GIVEN ENTRIES
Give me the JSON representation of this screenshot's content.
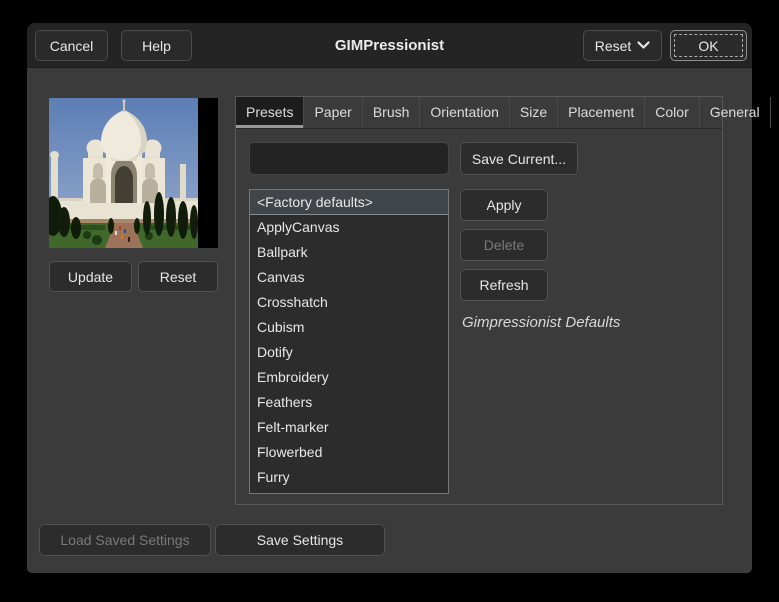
{
  "window": {
    "title": "GIMPressionist"
  },
  "titlebar": {
    "cancel": "Cancel",
    "help": "Help",
    "reset": "Reset",
    "ok": "OK"
  },
  "preview": {
    "update": "Update",
    "reset": "Reset",
    "image_subject": "taj-mahal-photo"
  },
  "tabs": {
    "active": "Presets",
    "items": [
      "Presets",
      "Paper",
      "Brush",
      "Orientation",
      "Size",
      "Placement",
      "Color",
      "General"
    ]
  },
  "presets": {
    "name_input": {
      "value": ""
    },
    "save_current": "Save Current...",
    "apply": "Apply",
    "delete": "Delete",
    "refresh": "Refresh",
    "description": "Gimpressionist Defaults",
    "selected": "<Factory defaults>",
    "items": [
      "<Factory defaults>",
      "ApplyCanvas",
      "Ballpark",
      "Canvas",
      "Crosshatch",
      "Cubism",
      "Dotify",
      "Embroidery",
      "Feathers",
      "Felt-marker",
      "Flowerbed",
      "Furry"
    ]
  },
  "footer": {
    "load_saved": "Load Saved Settings",
    "save_settings": "Save Settings"
  },
  "colors": {
    "titlebar_bg": "#242424",
    "window_bg": "#3b3b3b",
    "button_bg": "#2c2c2c",
    "list_bg": "#2c2c2c",
    "list_selected_bg": "#40454a",
    "active_tab_bg": "#1d1d1d",
    "text": "#e8e8e8",
    "disabled_text": "#7a7a7a"
  }
}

STATED GOAL
Omit the pictures, and quote the material above exactly as given.

OUTPUT FOR THIS TASK
Give me the JSON representation of this screenshot's content.
{
  "window": {
    "title": "GIMPressionist"
  },
  "titlebar": {
    "cancel": "Cancel",
    "help": "Help",
    "reset": "Reset",
    "ok": "OK"
  },
  "preview": {
    "update": "Update",
    "reset": "Reset",
    "image_subject": "taj-mahal-photo"
  },
  "tabs": {
    "active": "Presets",
    "items": [
      "Presets",
      "Paper",
      "Brush",
      "Orientation",
      "Size",
      "Placement",
      "Color",
      "General"
    ]
  },
  "presets": {
    "name_input": {
      "value": ""
    },
    "save_current": "Save Current...",
    "apply": "Apply",
    "delete": "Delete",
    "refresh": "Refresh",
    "description": "Gimpressionist Defaults",
    "selected": "<Factory defaults>",
    "items": [
      "<Factory defaults>",
      "ApplyCanvas",
      "Ballpark",
      "Canvas",
      "Crosshatch",
      "Cubism",
      "Dotify",
      "Embroidery",
      "Feathers",
      "Felt-marker",
      "Flowerbed",
      "Furry"
    ]
  },
  "footer": {
    "load_saved": "Load Saved Settings",
    "save_settings": "Save Settings"
  },
  "colors": {
    "titlebar_bg": "#242424",
    "window_bg": "#3b3b3b",
    "button_bg": "#2c2c2c",
    "list_bg": "#2c2c2c",
    "list_selected_bg": "#40454a",
    "active_tab_bg": "#1d1d1d",
    "text": "#e8e8e8",
    "disabled_text": "#7a7a7a"
  }
}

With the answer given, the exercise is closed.